[Start Records supplied]

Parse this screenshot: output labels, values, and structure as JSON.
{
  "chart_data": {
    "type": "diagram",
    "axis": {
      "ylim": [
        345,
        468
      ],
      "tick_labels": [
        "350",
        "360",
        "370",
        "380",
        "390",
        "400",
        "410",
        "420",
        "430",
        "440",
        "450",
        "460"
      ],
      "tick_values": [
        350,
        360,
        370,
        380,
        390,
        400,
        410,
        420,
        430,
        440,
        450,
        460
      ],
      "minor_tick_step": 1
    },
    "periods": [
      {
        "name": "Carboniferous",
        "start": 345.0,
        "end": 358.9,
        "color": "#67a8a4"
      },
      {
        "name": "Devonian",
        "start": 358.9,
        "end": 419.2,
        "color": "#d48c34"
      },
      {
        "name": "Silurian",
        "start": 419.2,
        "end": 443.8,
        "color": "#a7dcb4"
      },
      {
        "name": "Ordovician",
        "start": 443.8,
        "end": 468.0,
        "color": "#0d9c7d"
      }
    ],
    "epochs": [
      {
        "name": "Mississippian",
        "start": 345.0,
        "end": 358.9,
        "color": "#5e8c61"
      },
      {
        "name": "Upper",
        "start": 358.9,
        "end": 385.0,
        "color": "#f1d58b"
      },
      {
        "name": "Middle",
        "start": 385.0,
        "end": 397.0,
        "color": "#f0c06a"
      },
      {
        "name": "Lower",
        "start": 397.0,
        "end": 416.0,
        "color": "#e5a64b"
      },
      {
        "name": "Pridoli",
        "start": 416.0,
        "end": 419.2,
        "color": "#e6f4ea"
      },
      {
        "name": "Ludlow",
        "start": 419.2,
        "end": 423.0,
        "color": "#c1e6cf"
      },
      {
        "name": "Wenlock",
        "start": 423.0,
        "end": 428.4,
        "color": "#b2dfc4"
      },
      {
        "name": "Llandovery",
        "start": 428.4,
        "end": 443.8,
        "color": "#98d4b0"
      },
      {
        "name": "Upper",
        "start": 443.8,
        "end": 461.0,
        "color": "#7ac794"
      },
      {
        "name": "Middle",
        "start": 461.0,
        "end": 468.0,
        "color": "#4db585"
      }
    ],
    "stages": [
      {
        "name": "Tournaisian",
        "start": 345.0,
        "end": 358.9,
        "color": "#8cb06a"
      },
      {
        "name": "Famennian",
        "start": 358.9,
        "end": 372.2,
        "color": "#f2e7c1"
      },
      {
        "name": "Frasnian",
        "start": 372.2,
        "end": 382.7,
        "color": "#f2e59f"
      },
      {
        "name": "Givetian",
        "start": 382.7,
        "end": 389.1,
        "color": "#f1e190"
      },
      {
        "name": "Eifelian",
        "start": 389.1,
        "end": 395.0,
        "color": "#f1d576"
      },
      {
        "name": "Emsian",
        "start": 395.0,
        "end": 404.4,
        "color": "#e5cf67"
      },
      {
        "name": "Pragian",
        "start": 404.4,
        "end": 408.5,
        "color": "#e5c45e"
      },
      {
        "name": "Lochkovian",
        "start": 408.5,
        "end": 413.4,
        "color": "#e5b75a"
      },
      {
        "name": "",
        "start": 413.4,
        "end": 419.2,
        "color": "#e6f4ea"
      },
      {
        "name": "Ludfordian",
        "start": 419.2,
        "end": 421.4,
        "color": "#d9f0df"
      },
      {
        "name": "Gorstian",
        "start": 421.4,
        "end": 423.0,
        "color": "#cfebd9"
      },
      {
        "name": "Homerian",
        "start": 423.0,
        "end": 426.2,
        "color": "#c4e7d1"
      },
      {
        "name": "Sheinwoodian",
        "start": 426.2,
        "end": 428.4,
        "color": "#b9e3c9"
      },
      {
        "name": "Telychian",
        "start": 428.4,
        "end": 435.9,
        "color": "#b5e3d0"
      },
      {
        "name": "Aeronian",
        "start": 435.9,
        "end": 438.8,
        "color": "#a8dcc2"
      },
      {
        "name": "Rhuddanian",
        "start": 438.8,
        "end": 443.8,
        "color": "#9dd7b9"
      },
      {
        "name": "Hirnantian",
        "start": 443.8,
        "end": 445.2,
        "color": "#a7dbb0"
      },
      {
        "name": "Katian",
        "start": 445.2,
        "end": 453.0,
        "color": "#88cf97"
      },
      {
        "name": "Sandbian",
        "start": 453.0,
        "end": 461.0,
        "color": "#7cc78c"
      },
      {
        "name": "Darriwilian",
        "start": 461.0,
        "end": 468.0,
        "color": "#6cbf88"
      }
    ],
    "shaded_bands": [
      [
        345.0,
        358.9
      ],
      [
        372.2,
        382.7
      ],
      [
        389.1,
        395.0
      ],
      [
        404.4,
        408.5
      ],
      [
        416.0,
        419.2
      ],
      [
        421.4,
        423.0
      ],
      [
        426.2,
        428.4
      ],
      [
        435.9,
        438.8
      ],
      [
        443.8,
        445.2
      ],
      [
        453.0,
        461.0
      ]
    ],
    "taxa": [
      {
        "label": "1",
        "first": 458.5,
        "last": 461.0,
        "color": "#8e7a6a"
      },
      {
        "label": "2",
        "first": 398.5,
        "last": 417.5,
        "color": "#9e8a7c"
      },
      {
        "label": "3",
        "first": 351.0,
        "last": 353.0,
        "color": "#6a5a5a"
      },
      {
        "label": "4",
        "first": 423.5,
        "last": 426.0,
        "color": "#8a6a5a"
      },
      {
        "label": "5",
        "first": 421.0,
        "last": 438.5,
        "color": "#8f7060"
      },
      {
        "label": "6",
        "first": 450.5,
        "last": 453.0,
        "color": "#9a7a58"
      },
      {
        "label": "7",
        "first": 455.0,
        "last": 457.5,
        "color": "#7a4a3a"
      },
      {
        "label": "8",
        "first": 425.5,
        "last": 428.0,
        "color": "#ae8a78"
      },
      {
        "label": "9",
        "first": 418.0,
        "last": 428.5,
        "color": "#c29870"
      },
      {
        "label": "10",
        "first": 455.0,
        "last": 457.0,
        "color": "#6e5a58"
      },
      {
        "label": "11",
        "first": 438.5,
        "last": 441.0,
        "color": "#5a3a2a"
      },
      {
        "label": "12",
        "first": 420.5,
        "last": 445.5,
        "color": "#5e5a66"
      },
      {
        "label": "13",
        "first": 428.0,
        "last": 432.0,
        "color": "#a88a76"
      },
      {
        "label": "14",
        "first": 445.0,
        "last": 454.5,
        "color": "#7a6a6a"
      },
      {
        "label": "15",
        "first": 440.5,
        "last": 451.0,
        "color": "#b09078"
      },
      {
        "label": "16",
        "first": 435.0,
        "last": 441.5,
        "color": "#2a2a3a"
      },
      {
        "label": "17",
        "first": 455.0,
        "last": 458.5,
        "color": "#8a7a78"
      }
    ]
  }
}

[End Records supplied]

- _Problem to solve_
From the records above, please extract every line and repeat it exactly.

- _Written reply_
Parse this screenshot: output labels, values, and structure as JSON.
{
  "chart_data": {
    "type": "diagram",
    "axis": {
      "ylim": [
        345,
        468
      ],
      "tick_labels": [
        "350",
        "360",
        "370",
        "380",
        "390",
        "400",
        "410",
        "420",
        "430",
        "440",
        "450",
        "460"
      ],
      "tick_values": [
        350,
        360,
        370,
        380,
        390,
        400,
        410,
        420,
        430,
        440,
        450,
        460
      ],
      "minor_tick_step": 1
    },
    "periods": [
      {
        "name": "Carboniferous",
        "start": 345.0,
        "end": 358.9,
        "color": "#67a8a4"
      },
      {
        "name": "Devonian",
        "start": 358.9,
        "end": 419.2,
        "color": "#d48c34"
      },
      {
        "name": "Silurian",
        "start": 419.2,
        "end": 443.8,
        "color": "#a7dcb4"
      },
      {
        "name": "Ordovician",
        "start": 443.8,
        "end": 468.0,
        "color": "#0d9c7d"
      }
    ],
    "epochs": [
      {
        "name": "Mississippian",
        "start": 345.0,
        "end": 358.9,
        "color": "#5e8c61"
      },
      {
        "name": "Upper",
        "start": 358.9,
        "end": 385.0,
        "color": "#f1d58b"
      },
      {
        "name": "Middle",
        "start": 385.0,
        "end": 397.0,
        "color": "#f0c06a"
      },
      {
        "name": "Lower",
        "start": 397.0,
        "end": 416.0,
        "color": "#e5a64b"
      },
      {
        "name": "Pridoli",
        "start": 416.0,
        "end": 419.2,
        "color": "#e6f4ea"
      },
      {
        "name": "Ludlow",
        "start": 419.2,
        "end": 423.0,
        "color": "#c1e6cf"
      },
      {
        "name": "Wenlock",
        "start": 423.0,
        "end": 428.4,
        "color": "#b2dfc4"
      },
      {
        "name": "Llandovery",
        "start": 428.4,
        "end": 443.8,
        "color": "#98d4b0"
      },
      {
        "name": "Upper",
        "start": 443.8,
        "end": 461.0,
        "color": "#7ac794"
      },
      {
        "name": "Middle",
        "start": 461.0,
        "end": 468.0,
        "color": "#4db585"
      }
    ],
    "stages": [
      {
        "name": "Tournaisian",
        "start": 345.0,
        "end": 358.9,
        "color": "#8cb06a"
      },
      {
        "name": "Famennian",
        "start": 358.9,
        "end": 372.2,
        "color": "#f2e7c1"
      },
      {
        "name": "Frasnian",
        "start": 372.2,
        "end": 382.7,
        "color": "#f2e59f"
      },
      {
        "name": "Givetian",
        "start": 382.7,
        "end": 389.1,
        "color": "#f1e190"
      },
      {
        "name": "Eifelian",
        "start": 389.1,
        "end": 395.0,
        "color": "#f1d576"
      },
      {
        "name": "Emsian",
        "start": 395.0,
        "end": 404.4,
        "color": "#e5cf67"
      },
      {
        "name": "Pragian",
        "start": 404.4,
        "end": 408.5,
        "color": "#e5c45e"
      },
      {
        "name": "Lochkovian",
        "start": 408.5,
        "end": 413.4,
        "color": "#e5b75a"
      },
      {
        "name": "",
        "start": 413.4,
        "end": 419.2,
        "color": "#e6f4ea"
      },
      {
        "name": "Ludfordian",
        "start": 419.2,
        "end": 421.4,
        "color": "#d9f0df"
      },
      {
        "name": "Gorstian",
        "start": 421.4,
        "end": 423.0,
        "color": "#cfebd9"
      },
      {
        "name": "Homerian",
        "start": 423.0,
        "end": 426.2,
        "color": "#c4e7d1"
      },
      {
        "name": "Sheinwoodian",
        "start": 426.2,
        "end": 428.4,
        "color": "#b9e3c9"
      },
      {
        "name": "Telychian",
        "start": 428.4,
        "end": 435.9,
        "color": "#b5e3d0"
      },
      {
        "name": "Aeronian",
        "start": 435.9,
        "end": 438.8,
        "color": "#a8dcc2"
      },
      {
        "name": "Rhuddanian",
        "start": 438.8,
        "end": 443.8,
        "color": "#9dd7b9"
      },
      {
        "name": "Hirnantian",
        "start": 443.8,
        "end": 445.2,
        "color": "#a7dbb0"
      },
      {
        "name": "Katian",
        "start": 445.2,
        "end": 453.0,
        "color": "#88cf97"
      },
      {
        "name": "Sandbian",
        "start": 453.0,
        "end": 461.0,
        "color": "#7cc78c"
      },
      {
        "name": "Darriwilian",
        "start": 461.0,
        "end": 468.0,
        "color": "#6cbf88"
      }
    ],
    "shaded_bands": [
      [
        345.0,
        358.9
      ],
      [
        372.2,
        382.7
      ],
      [
        389.1,
        395.0
      ],
      [
        404.4,
        408.5
      ],
      [
        416.0,
        419.2
      ],
      [
        421.4,
        423.0
      ],
      [
        426.2,
        428.4
      ],
      [
        435.9,
        438.8
      ],
      [
        443.8,
        445.2
      ],
      [
        453.0,
        461.0
      ]
    ],
    "taxa": [
      {
        "label": "1",
        "first": 458.5,
        "last": 461.0,
        "color": "#8e7a6a"
      },
      {
        "label": "2",
        "first": 398.5,
        "last": 417.5,
        "color": "#9e8a7c"
      },
      {
        "label": "3",
        "first": 351.0,
        "last": 353.0,
        "color": "#6a5a5a"
      },
      {
        "label": "4",
        "first": 423.5,
        "last": 426.0,
        "color": "#8a6a5a"
      },
      {
        "label": "5",
        "first": 421.0,
        "last": 438.5,
        "color": "#8f7060"
      },
      {
        "label": "6",
        "first": 450.5,
        "last": 453.0,
        "color": "#9a7a58"
      },
      {
        "label": "7",
        "first": 455.0,
        "last": 457.5,
        "color": "#7a4a3a"
      },
      {
        "label": "8",
        "first": 425.5,
        "last": 428.0,
        "color": "#ae8a78"
      },
      {
        "label": "9",
        "first": 418.0,
        "last": 428.5,
        "color": "#c29870"
      },
      {
        "label": "10",
        "first": 455.0,
        "last": 457.0,
        "color": "#6e5a58"
      },
      {
        "label": "11",
        "first": 438.5,
        "last": 441.0,
        "color": "#5a3a2a"
      },
      {
        "label": "12",
        "first": 420.5,
        "last": 445.5,
        "color": "#5e5a66"
      },
      {
        "label": "13",
        "first": 428.0,
        "last": 432.0,
        "color": "#a88a76"
      },
      {
        "label": "14",
        "first": 445.0,
        "last": 454.5,
        "color": "#7a6a6a"
      },
      {
        "label": "15",
        "first": 440.5,
        "last": 451.0,
        "color": "#b09078"
      },
      {
        "label": "16",
        "first": 435.0,
        "last": 441.5,
        "color": "#2a2a3a"
      },
      {
        "label": "17",
        "first": 455.0,
        "last": 458.5,
        "color": "#8a7a78"
      }
    ]
  }
}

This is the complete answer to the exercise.